**WHAT IS NEEDED:** Locate every line in the records below that holds the word "document" and return each one.

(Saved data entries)
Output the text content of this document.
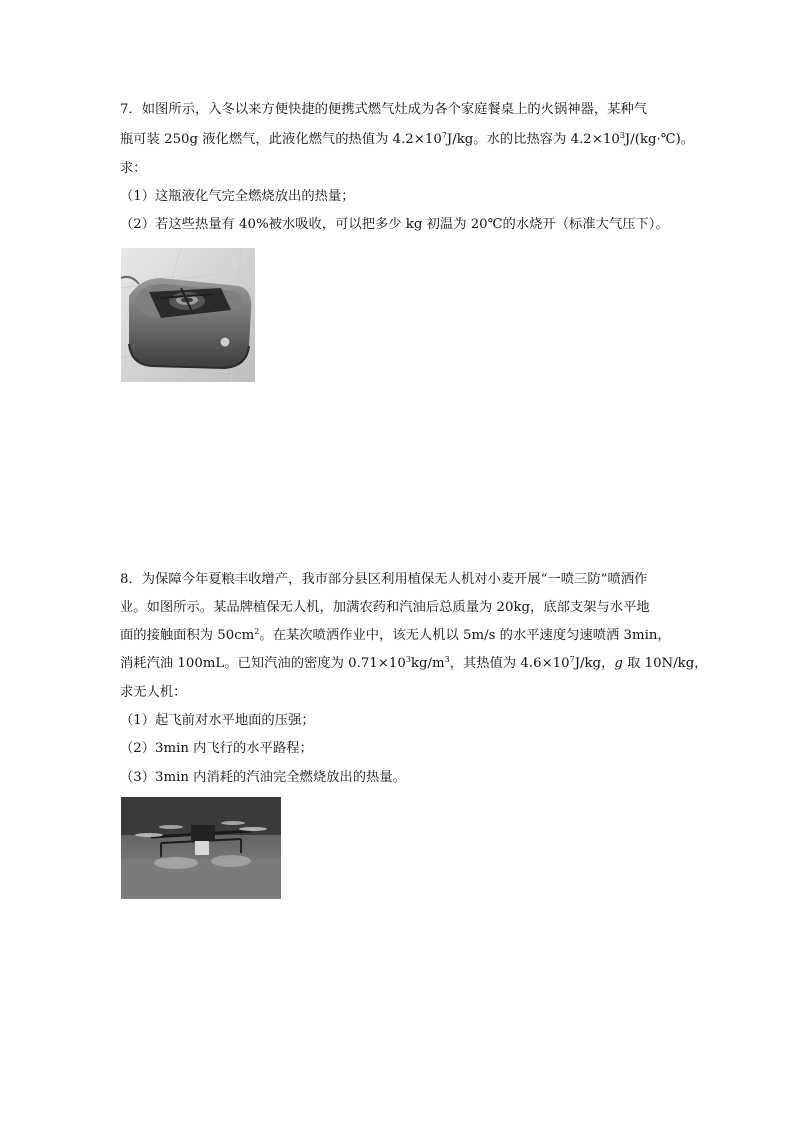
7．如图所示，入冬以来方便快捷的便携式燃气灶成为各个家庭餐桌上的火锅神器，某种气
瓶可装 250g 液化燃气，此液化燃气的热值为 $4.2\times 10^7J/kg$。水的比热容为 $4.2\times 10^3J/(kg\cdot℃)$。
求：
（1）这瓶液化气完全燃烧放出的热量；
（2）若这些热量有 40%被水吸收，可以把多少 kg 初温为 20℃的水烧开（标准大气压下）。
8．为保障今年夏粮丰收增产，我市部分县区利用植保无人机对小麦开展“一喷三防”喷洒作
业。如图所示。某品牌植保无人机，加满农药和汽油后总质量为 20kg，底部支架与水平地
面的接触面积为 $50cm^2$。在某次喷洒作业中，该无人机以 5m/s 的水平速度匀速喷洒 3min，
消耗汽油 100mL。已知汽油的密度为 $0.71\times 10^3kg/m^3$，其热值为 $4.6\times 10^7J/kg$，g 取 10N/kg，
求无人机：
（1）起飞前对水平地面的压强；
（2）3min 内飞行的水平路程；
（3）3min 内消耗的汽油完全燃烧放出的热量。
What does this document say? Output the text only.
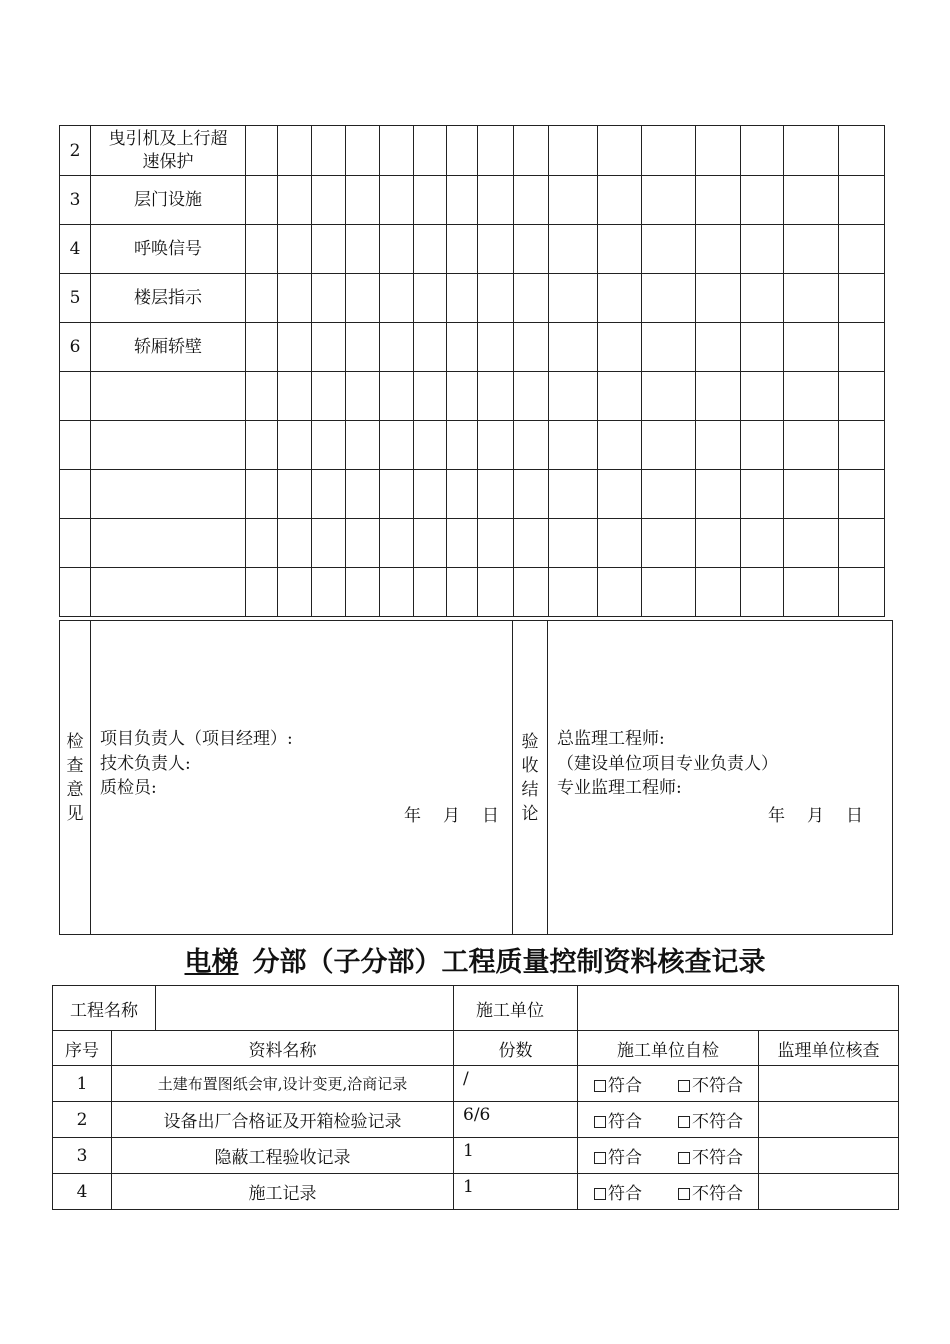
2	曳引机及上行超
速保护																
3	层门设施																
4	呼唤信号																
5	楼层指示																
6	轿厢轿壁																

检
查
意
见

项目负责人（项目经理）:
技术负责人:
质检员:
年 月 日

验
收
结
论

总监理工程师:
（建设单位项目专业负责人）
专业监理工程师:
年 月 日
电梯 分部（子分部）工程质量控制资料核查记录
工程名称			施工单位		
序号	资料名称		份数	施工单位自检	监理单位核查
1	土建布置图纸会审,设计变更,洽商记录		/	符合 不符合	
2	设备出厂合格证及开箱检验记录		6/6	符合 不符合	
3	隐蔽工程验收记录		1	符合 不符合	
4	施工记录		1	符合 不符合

**RIGHT ANSWER:**
Output the text content of this document.
What does this document say? Output the text only.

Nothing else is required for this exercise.